What you should do: Copy each of the entries below faithfully, setting aside any pictures.
-- Start Input data --
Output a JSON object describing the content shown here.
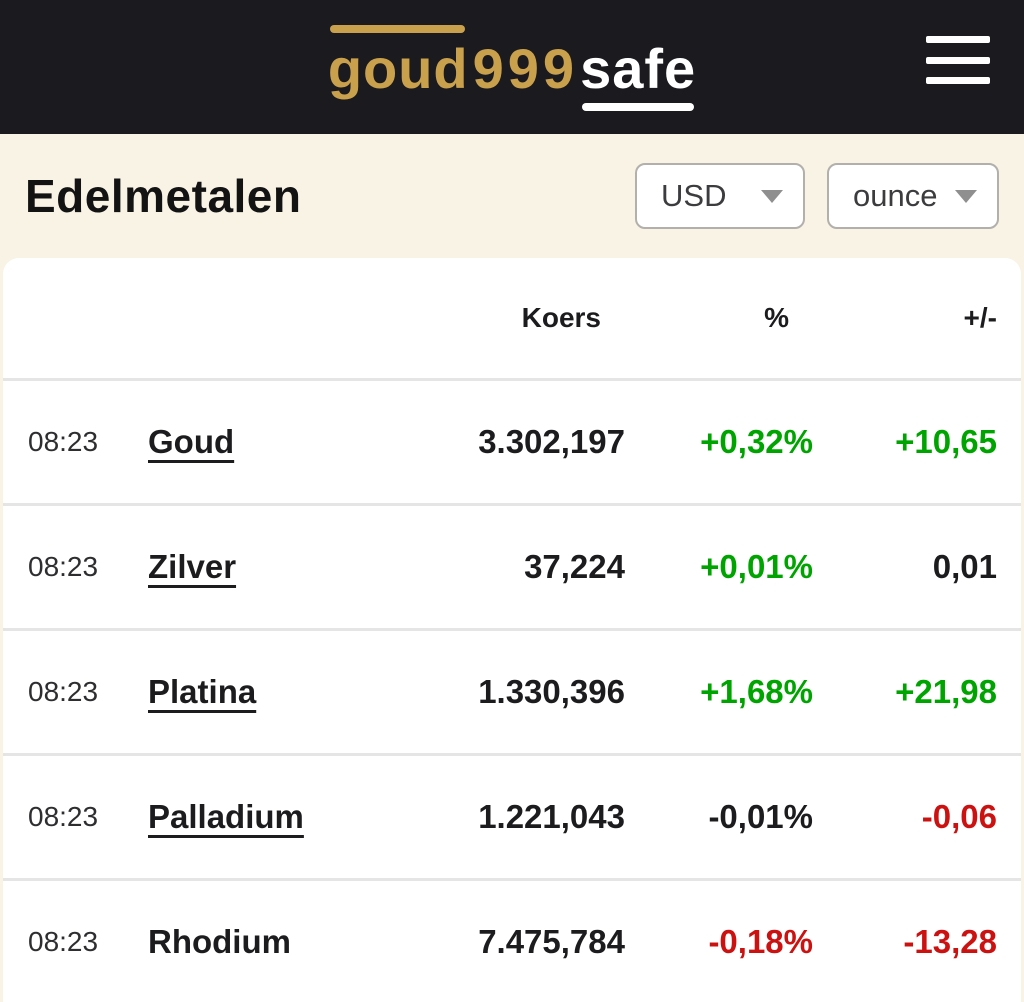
{
  "topbar": {
    "logo": {
      "part1": "goud",
      "part2": "999",
      "part3": "safe"
    },
    "menu_icon": "hamburger-icon"
  },
  "controls": {
    "title": "Edelmetalen",
    "currency_select": {
      "value": "USD"
    },
    "unit_select": {
      "value": "ounce"
    }
  },
  "table": {
    "columns": {
      "koers": "Koers",
      "pct": "%",
      "delta": "+/-"
    },
    "rows": [
      {
        "time": "08:23",
        "name": "Goud",
        "link": true,
        "koers": "3.302,197",
        "pct": "+0,32%",
        "pct_color": "green",
        "delta": "+10,65",
        "delta_color": "green"
      },
      {
        "time": "08:23",
        "name": "Zilver",
        "link": true,
        "koers": "37,224",
        "pct": "+0,01%",
        "pct_color": "green",
        "delta": "0,01",
        "delta_color": "neutral"
      },
      {
        "time": "08:23",
        "name": "Platina",
        "link": true,
        "koers": "1.330,396",
        "pct": "+1,68%",
        "pct_color": "green",
        "delta": "+21,98",
        "delta_color": "green"
      },
      {
        "time": "08:23",
        "name": "Palladium",
        "link": true,
        "koers": "1.221,043",
        "pct": "-0,01%",
        "pct_color": "neutral",
        "delta": "-0,06",
        "delta_color": "red"
      },
      {
        "time": "08:23",
        "name": "Rhodium",
        "link": false,
        "koers": "7.475,784",
        "pct": "-0,18%",
        "pct_color": "red",
        "delta": "-13,28",
        "delta_color": "red"
      }
    ],
    "status_colors": {
      "green": "#00a400",
      "red": "#cc1111",
      "neutral": "#1c1c1e"
    }
  }
}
-- End Input data --
Exercise answer:
Output a JSON object describing the content shown here.
{
  "topbar": {
    "logo": {
      "part1": "goud",
      "part2": "999",
      "part3": "safe"
    },
    "menu_icon": "hamburger-icon"
  },
  "controls": {
    "title": "Edelmetalen",
    "currency_select": {
      "value": "USD"
    },
    "unit_select": {
      "value": "ounce"
    }
  },
  "table": {
    "columns": {
      "koers": "Koers",
      "pct": "%",
      "delta": "+/-"
    },
    "rows": [
      {
        "time": "08:23",
        "name": "Goud",
        "link": true,
        "koers": "3.302,197",
        "pct": "+0,32%",
        "pct_color": "green",
        "delta": "+10,65",
        "delta_color": "green"
      },
      {
        "time": "08:23",
        "name": "Zilver",
        "link": true,
        "koers": "37,224",
        "pct": "+0,01%",
        "pct_color": "green",
        "delta": "0,01",
        "delta_color": "neutral"
      },
      {
        "time": "08:23",
        "name": "Platina",
        "link": true,
        "koers": "1.330,396",
        "pct": "+1,68%",
        "pct_color": "green",
        "delta": "+21,98",
        "delta_color": "green"
      },
      {
        "time": "08:23",
        "name": "Palladium",
        "link": true,
        "koers": "1.221,043",
        "pct": "-0,01%",
        "pct_color": "neutral",
        "delta": "-0,06",
        "delta_color": "red"
      },
      {
        "time": "08:23",
        "name": "Rhodium",
        "link": false,
        "koers": "7.475,784",
        "pct": "-0,18%",
        "pct_color": "red",
        "delta": "-13,28",
        "delta_color": "red"
      }
    ],
    "status_colors": {
      "green": "#00a400",
      "red": "#cc1111",
      "neutral": "#1c1c1e"
    }
  }
}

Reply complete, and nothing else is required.